* BEGIN Material for the task *

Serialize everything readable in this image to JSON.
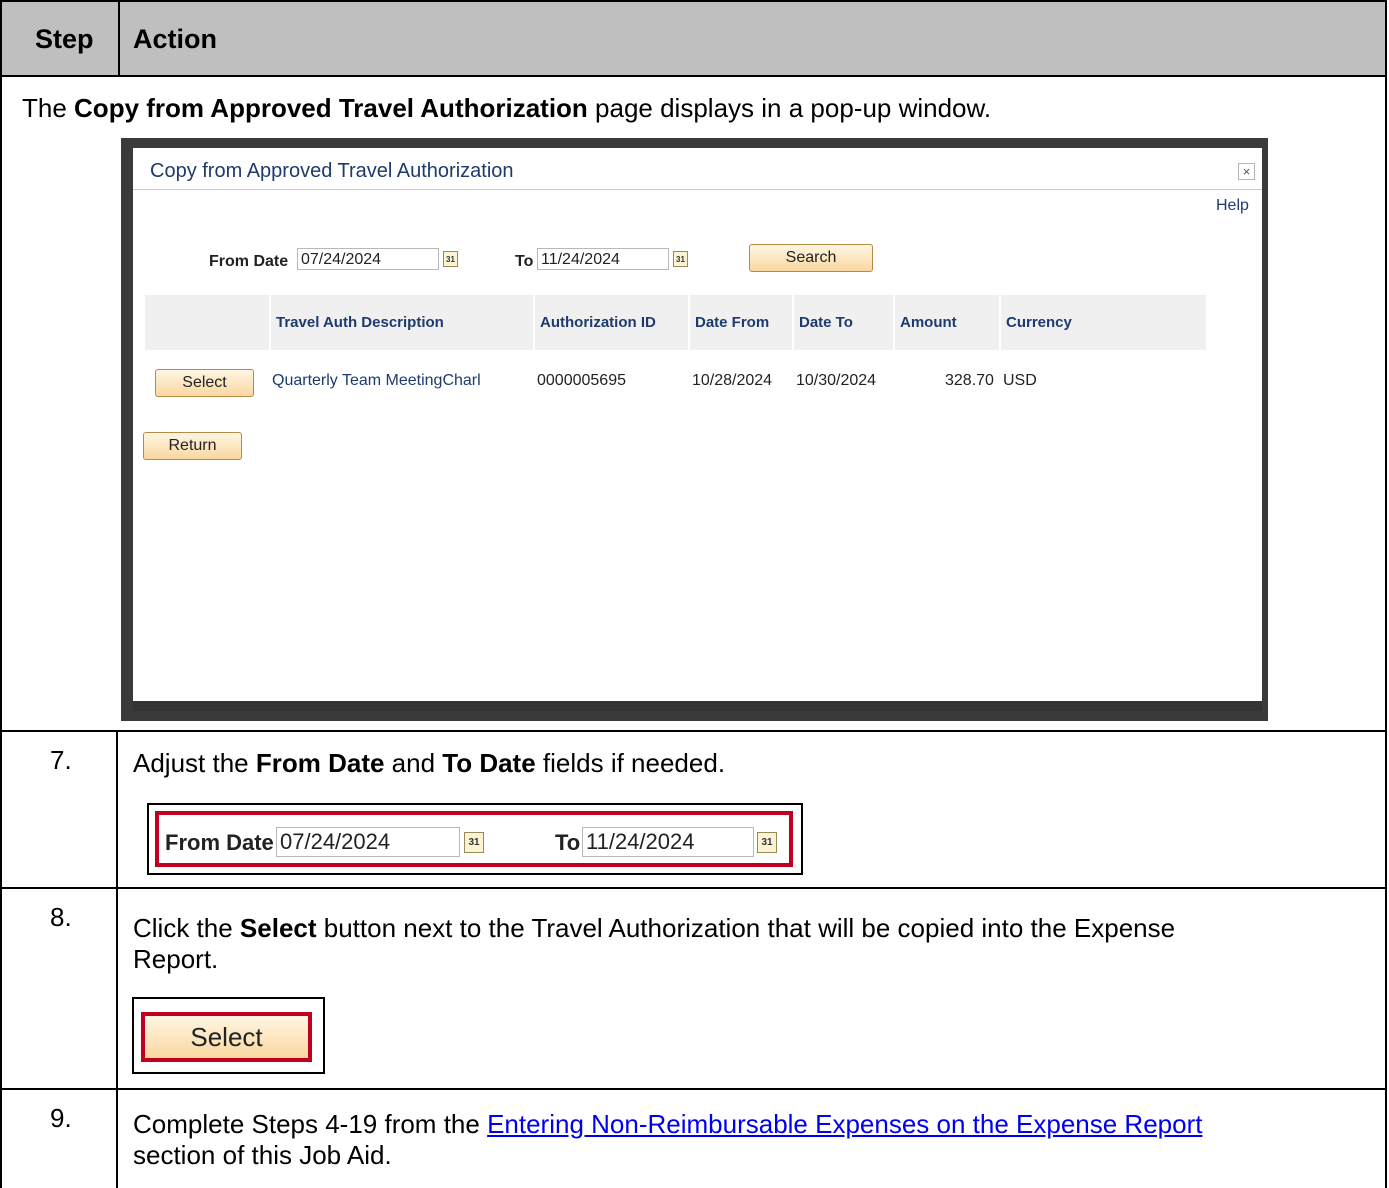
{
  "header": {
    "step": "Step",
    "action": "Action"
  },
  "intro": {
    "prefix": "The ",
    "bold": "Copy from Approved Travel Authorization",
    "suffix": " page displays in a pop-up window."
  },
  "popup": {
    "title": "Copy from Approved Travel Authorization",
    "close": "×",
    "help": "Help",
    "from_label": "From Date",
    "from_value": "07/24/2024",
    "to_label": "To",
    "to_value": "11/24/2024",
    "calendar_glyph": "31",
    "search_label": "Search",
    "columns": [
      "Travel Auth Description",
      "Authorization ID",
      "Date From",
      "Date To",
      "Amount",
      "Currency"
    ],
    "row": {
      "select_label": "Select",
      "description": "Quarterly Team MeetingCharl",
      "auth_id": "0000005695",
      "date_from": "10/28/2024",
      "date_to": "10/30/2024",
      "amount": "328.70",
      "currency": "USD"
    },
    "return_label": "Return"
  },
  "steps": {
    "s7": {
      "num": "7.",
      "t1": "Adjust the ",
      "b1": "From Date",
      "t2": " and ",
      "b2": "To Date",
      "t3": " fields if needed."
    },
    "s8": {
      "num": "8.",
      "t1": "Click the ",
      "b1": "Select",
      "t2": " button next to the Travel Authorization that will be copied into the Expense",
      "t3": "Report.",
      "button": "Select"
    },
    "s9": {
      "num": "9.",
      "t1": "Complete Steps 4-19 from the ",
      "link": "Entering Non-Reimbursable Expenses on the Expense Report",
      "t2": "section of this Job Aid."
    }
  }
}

* END Material for the task *
* BEGIN Material for the task *

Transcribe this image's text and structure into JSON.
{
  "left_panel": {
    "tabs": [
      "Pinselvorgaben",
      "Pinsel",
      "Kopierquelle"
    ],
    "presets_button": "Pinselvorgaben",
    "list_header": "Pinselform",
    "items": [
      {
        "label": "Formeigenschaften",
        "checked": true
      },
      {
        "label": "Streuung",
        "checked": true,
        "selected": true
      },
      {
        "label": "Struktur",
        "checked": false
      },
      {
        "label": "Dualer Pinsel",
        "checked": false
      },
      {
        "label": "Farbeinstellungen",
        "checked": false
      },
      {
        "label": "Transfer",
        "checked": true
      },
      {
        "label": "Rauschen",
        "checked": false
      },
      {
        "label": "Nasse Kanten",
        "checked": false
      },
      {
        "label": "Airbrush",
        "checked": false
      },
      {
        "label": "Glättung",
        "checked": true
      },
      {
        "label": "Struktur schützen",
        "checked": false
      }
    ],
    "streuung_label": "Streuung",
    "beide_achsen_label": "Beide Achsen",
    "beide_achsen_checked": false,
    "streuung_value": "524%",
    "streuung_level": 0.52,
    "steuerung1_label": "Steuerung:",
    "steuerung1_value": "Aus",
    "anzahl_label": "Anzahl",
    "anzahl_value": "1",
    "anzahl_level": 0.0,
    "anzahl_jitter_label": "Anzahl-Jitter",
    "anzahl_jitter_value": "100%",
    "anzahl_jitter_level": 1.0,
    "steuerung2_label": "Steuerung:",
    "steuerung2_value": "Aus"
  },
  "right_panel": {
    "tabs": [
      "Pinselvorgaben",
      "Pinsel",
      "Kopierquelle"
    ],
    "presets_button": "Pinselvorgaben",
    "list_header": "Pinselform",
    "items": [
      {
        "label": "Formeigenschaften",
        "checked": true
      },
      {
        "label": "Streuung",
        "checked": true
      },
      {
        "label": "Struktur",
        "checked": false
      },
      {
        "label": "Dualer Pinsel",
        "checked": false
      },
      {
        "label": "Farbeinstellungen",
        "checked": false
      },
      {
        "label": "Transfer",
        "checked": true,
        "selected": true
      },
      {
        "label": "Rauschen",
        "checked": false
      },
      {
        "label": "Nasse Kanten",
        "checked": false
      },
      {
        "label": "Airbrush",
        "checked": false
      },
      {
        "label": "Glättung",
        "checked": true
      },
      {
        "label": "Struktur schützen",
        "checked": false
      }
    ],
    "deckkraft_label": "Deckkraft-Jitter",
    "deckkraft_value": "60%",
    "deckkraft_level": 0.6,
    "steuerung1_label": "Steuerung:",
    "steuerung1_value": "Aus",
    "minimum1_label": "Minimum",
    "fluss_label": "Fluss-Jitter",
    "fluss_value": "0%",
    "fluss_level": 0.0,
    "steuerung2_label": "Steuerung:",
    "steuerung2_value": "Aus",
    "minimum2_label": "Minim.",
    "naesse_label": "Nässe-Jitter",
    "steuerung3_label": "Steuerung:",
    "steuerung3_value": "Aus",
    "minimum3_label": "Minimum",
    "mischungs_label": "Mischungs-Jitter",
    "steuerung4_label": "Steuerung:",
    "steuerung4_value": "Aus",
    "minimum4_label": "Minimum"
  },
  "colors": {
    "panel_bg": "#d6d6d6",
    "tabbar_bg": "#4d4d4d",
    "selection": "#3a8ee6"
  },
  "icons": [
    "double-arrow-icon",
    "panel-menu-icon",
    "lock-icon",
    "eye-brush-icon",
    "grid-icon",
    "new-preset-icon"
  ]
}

* END Material for the task *

_Aim of the task_. Going through the data above, count the lines where the string "Copy" appears, and answer with only that number.

_Finished task_. 2